WORK REQUIRED: Extract every record, keeping each one exactly as it is.

DATA SUPPLIED:

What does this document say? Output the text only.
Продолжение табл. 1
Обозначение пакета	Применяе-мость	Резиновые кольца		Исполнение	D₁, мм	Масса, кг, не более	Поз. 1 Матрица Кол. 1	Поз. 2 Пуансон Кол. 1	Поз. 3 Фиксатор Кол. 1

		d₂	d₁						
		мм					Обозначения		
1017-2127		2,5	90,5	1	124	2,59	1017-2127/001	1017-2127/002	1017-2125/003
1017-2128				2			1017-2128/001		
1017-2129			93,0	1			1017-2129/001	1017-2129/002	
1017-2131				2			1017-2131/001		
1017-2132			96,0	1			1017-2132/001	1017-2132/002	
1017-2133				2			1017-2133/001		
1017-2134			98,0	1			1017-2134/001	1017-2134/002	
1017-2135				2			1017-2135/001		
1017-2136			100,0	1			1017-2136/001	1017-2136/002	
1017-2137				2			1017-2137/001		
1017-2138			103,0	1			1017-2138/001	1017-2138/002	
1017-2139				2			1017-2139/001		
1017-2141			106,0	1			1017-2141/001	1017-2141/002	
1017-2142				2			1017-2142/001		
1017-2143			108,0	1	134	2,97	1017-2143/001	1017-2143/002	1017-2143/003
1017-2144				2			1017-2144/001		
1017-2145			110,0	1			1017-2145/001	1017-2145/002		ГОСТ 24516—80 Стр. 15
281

FULL OUTPUT:
What does this document say? Output the text only.
Продолжение табл. 1
Обозначение пакета	Применяе-мость	Резиновые кольца		Исполнение	D₁, мм	Масса, кг, не более	Поз. 1 Матрица Кол. 1	Поз. 2 Пуансон Кол. 1	Поз. 3 Фиксатор Кол. 1

		d₂	d₁						
		мм					Обозначения		
1017-2127		2,5	90,5	1	124	2,59	1017-2127/001	1017-2127/002	1017-2125/003
1017-2128				2			1017-2128/001		
1017-2129			93,0	1			1017-2129/001	1017-2129/002	
1017-2131				2			1017-2131/001		
1017-2132			96,0	1			1017-2132/001	1017-2132/002	
1017-2133				2			1017-2133/001		
1017-2134			98,0	1			1017-2134/001	1017-2134/002	
1017-2135				2			1017-2135/001		
1017-2136			100,0	1			1017-2136/001	1017-2136/002	
1017-2137				2			1017-2137/001		
1017-2138			103,0	1			1017-2138/001	1017-2138/002	
1017-2139				2			1017-2139/001		
1017-2141			106,0	1			1017-2141/001	1017-2141/002	
1017-2142				2			1017-2142/001		
1017-2143			108,0	1	134	2,97	1017-2143/001	1017-2143/002	1017-2143/003
1017-2144				2			1017-2144/001		
1017-2145			110,0	1			1017-2145/001	1017-2145/002		ГОСТ 24516—80 Стр. 15
281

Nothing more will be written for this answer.